Transcribe tal cual, en la carta abierta de más abajo, todo el fragmento que va desde "CARTA ABIERTA" hasta "del gobierno federal.".

── Texto proporcionado ──

CARTA ABIERTA
Hay un escenario de tensión política que muestra que la polarización interna y la relación con Estados Unidos están en un punto crítico. Dos hechos lo reflejan: el choque discursivo entre el partido oficial y la oposición, y el debate sobre la seguridad y la soberanía frente a las acciones de Washington.
El sábado 30 de mayo, Acción Nacional realizó un mitin en Chihuahua para respaldar a la gobernadora Maru Campos. En este acto, el expresidente Vicente Fox centró su mensaje en la necesidad de cambiar el rumbo del país y detener el avance del proyecto actual.
Por su parte, Felipe Calderón enfocó su discurso en la seguridad, al señalar fallas en la estrategia oficial y pedir una defensa del Estado de derecho. Maru Campos cerró el evento con un llamado a la unidad de la oposición frente a las presiones del gobierno federal.
El domingo 31 de mayo, la presidenta Claudia Sheinbaum dio el discurso más duro de su gestión, donde fijó su postura frente a la oposición y la relación con el Gobierno de Donald Trump. En su mensaje, rechazó de forma clara la intervención en las decisiones de México y señaló que el país no aceptará presiones de grupos ajenos a la nación.
Asimismo, defendió de forma indirecta al gobernador Rubén Rocha Moya, al señalar que los ataques en su contra forman parte de una estrategia política. Dirigió sus críticas hacia sectores de la ultraderecha, a los que acusó de promover una agenda de división y de intentar desestabilizar su Gobierno.
Aunque en la mañanera trató de matizar sus palabras al señalar que estos ataques no provienen del presidente Donald Trump, sino de sectores de la ultraderecha estadounidense que buscan afectar la relación bilateral por motivos ideológicos, el golpe político ya había sido dado en el Monumento a la Revolución.
Y siguiendo con la línea discursiva del domingo, ayer lunes, durante la conmemoración del Día de la Marina Nacional, Sheinbaum encabezó el acto bajo la consigna «Que viva nuestra soberanía marítima». Llamó a los integrantes de la Marina y de la Defensa Nacional a proteger al país frente a campañas de odio impulsadas desde el exterior.
Como respuesta, el embajador de Estados Unidos, Ronald Johnson, publicó un mensaje en redes sociales. El diplomático afirmó que el combate a los cárteles del narcotráfico requiere la cooperación de ambos países y advirtió que usar la seguridad como debate político desvía la atención del problema. Johnson concluyó que la lucha contra el crimen organizado debe unir a las dos naciones para garantizar la paz de los ciudadanos en ambos lados de la frontera.
Todos estos eventos reflejan la guerra interna entre la autollamada Cuarta Transformación y la oposición, coincidiendo con un momento de definiciones en la relación con Estados Unidos. La liga se sigue estirando. Hay que ver hasta dónde aguanta.

───
── Datos para analizar ──

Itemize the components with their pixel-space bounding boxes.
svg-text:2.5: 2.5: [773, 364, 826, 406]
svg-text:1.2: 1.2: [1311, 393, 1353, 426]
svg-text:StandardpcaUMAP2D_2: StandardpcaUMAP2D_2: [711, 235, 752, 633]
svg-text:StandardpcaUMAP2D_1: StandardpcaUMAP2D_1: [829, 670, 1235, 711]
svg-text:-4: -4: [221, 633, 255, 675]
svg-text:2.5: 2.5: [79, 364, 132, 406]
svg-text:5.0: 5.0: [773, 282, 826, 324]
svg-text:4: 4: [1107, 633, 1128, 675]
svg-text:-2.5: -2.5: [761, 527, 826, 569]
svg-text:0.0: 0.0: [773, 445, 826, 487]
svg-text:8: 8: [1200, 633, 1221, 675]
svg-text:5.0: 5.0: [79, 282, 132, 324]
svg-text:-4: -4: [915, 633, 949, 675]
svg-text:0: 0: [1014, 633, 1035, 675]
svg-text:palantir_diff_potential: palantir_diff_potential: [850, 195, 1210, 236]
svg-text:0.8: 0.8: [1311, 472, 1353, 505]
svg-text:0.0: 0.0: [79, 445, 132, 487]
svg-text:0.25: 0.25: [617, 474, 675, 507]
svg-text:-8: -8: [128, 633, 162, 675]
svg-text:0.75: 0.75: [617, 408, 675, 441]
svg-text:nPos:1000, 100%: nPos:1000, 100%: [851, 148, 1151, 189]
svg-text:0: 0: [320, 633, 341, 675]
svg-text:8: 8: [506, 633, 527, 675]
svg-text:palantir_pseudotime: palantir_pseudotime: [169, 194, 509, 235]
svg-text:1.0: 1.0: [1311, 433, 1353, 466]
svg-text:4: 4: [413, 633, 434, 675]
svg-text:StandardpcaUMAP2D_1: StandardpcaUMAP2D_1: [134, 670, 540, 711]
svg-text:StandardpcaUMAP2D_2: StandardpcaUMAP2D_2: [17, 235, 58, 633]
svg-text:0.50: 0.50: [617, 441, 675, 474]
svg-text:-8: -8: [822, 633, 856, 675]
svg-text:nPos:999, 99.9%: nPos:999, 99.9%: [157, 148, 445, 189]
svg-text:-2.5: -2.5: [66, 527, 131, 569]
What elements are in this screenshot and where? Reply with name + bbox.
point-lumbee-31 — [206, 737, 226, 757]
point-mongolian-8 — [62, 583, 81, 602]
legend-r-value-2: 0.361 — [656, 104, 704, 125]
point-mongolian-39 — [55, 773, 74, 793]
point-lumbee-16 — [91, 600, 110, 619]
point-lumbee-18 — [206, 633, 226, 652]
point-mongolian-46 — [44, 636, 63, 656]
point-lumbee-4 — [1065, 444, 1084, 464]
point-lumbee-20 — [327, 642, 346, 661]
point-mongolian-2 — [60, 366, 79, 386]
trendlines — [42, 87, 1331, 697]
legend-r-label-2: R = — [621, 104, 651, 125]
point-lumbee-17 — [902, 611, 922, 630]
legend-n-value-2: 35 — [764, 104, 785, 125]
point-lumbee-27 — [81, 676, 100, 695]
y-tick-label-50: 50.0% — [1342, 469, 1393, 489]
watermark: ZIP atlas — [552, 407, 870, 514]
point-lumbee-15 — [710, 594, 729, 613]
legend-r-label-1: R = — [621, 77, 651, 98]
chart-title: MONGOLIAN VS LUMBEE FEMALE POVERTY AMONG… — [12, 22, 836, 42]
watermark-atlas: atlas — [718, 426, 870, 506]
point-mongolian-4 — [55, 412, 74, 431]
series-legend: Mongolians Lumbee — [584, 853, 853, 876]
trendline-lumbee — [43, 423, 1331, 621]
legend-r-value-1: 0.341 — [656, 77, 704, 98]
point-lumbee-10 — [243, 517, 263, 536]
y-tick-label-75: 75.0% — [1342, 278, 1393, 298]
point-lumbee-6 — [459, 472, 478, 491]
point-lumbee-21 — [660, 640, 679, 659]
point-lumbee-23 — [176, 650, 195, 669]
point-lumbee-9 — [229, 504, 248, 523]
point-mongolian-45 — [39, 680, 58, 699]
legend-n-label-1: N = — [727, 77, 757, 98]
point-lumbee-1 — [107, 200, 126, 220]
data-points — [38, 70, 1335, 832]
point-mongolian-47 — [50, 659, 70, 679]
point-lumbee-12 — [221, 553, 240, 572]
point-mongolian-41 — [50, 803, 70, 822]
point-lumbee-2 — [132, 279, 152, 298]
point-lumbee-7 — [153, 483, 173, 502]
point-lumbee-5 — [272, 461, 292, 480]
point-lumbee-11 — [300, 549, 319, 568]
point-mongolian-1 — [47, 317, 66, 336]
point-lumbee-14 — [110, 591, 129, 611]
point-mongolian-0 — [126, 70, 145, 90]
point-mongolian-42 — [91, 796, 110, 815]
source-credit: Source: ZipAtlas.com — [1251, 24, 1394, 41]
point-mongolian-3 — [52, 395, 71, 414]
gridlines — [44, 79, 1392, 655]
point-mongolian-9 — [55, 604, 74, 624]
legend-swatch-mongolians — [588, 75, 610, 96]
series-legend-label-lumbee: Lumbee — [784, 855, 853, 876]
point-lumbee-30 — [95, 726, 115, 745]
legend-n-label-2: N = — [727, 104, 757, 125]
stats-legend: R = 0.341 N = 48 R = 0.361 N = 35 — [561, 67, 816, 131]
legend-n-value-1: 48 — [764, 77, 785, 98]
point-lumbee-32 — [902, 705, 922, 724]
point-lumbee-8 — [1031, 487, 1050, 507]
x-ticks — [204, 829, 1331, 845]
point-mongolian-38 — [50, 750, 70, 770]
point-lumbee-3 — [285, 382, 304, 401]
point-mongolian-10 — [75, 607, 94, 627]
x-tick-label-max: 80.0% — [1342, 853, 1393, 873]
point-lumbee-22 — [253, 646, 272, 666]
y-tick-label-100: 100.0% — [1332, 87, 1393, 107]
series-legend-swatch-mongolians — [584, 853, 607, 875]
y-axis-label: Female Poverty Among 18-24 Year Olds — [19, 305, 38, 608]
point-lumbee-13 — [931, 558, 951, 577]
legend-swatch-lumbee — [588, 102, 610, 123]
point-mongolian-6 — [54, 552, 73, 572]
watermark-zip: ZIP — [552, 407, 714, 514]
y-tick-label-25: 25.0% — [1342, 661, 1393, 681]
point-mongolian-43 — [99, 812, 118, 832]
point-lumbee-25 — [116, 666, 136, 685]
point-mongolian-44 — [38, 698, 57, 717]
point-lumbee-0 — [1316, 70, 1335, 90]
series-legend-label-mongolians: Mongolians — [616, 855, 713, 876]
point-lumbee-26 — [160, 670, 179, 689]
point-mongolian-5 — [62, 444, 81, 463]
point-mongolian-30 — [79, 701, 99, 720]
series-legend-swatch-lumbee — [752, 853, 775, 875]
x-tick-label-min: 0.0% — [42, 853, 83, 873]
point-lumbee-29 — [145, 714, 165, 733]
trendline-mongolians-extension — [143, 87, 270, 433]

───

■ **Respuesta del ejercicio**
CARTA ABIERTA
Hay un escenario de tensión política que muestra que la polarización interna y la relación con Estados Unidos están en un punto crítico. Dos hechos lo reflejan: el choque discursivo entre el partido oficial y la oposición, y el debate sobre la seguridad y la soberanía frente a las acciones de Washington.
El sábado 30 de mayo, Acción Nacional realizó un mitin en Chihuahua para respaldar a la gobernadora Maru Campos. En este acto, el expresidente Vicente Fox centró su mensaje en la necesidad de cambiar el rumbo del país y detener el avance del proyecto actual.
Por su parte, Felipe Calderón enfocó su discurso en la seguridad, al señalar fallas en la estrategia oficial y pedir una defensa del Estado de derecho. Maru Campos cerró el evento con un llamado a la unidad de la oposición frente a las presiones del gobierno federal.